Problem to work on – Repeat the material with each "interactable" swapped for "clickable" and nothing else changed. Leave the pictures out of your answer.

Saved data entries
** start **
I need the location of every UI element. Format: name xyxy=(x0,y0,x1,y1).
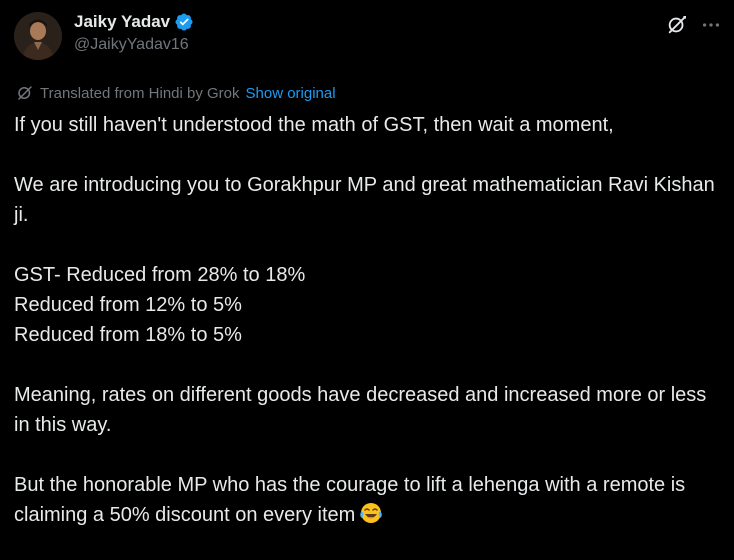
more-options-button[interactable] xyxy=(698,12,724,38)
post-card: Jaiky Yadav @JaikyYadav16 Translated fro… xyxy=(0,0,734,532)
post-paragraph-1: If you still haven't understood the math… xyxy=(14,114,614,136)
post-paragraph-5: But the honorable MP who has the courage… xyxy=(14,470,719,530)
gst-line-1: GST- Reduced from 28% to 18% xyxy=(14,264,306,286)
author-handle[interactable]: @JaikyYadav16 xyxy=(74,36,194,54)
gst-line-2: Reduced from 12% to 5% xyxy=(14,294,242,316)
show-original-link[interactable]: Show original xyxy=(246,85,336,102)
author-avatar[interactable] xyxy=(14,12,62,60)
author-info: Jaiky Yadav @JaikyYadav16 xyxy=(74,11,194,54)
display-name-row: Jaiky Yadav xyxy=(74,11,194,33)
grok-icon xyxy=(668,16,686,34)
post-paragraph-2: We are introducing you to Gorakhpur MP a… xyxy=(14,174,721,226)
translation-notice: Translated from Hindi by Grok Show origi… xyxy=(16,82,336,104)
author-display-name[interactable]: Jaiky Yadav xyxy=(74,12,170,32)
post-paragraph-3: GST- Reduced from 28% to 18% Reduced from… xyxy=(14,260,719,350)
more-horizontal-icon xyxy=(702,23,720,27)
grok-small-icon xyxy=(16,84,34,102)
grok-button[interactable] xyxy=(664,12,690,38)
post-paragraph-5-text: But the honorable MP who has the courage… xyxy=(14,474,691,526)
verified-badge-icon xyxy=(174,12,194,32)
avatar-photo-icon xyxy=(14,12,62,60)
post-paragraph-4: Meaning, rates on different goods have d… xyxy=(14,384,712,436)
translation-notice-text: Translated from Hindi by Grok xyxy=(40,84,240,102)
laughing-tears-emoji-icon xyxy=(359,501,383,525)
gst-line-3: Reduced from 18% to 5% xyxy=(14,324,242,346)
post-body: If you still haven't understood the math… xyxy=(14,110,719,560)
** end **
Problem solution –
I need the location of every UI element. Format: name xyxy=(x0,y0,x1,y1).
more-options-button[clickable] xyxy=(698,12,724,38)
post-card: Jaiky Yadav @JaikyYadav16 Translated fro… xyxy=(0,0,734,532)
post-paragraph-1: If you still haven't understood the math… xyxy=(14,114,614,136)
post-paragraph-5: But the honorable MP who has the courage… xyxy=(14,470,719,530)
gst-line-1: GST- Reduced from 28% to 18% xyxy=(14,264,306,286)
author-handle[clickable]: @JaikyYadav16 xyxy=(74,36,194,54)
gst-line-2: Reduced from 12% to 5% xyxy=(14,294,242,316)
show-original-link[clickable]: Show original xyxy=(246,85,336,102)
author-avatar[clickable] xyxy=(14,12,62,60)
author-info: Jaiky Yadav @JaikyYadav16 xyxy=(74,11,194,54)
display-name-row: Jaiky Yadav xyxy=(74,11,194,33)
grok-icon xyxy=(668,16,686,34)
post-paragraph-2: We are introducing you to Gorakhpur MP a… xyxy=(14,174,721,226)
translation-notice: Translated from Hindi by Grok Show origi… xyxy=(16,82,336,104)
author-display-name[clickable]: Jaiky Yadav xyxy=(74,12,170,32)
post-paragraph-3: GST- Reduced from 28% to 18% Reduced from… xyxy=(14,260,719,350)
more-horizontal-icon xyxy=(702,23,720,27)
grok-small-icon xyxy=(16,84,34,102)
grok-button[clickable] xyxy=(664,12,690,38)
post-paragraph-5-text: But the honorable MP who has the courage… xyxy=(14,474,691,526)
verified-badge-icon xyxy=(174,12,194,32)
avatar-photo-icon xyxy=(14,12,62,60)
post-paragraph-4: Meaning, rates on different goods have d… xyxy=(14,384,712,436)
translation-notice-text: Translated from Hindi by Grok xyxy=(40,84,240,102)
laughing-tears-emoji-icon xyxy=(359,501,383,525)
gst-line-3: Reduced from 18% to 5% xyxy=(14,324,242,346)
post-body: If you still haven't understood the math… xyxy=(14,110,719,560)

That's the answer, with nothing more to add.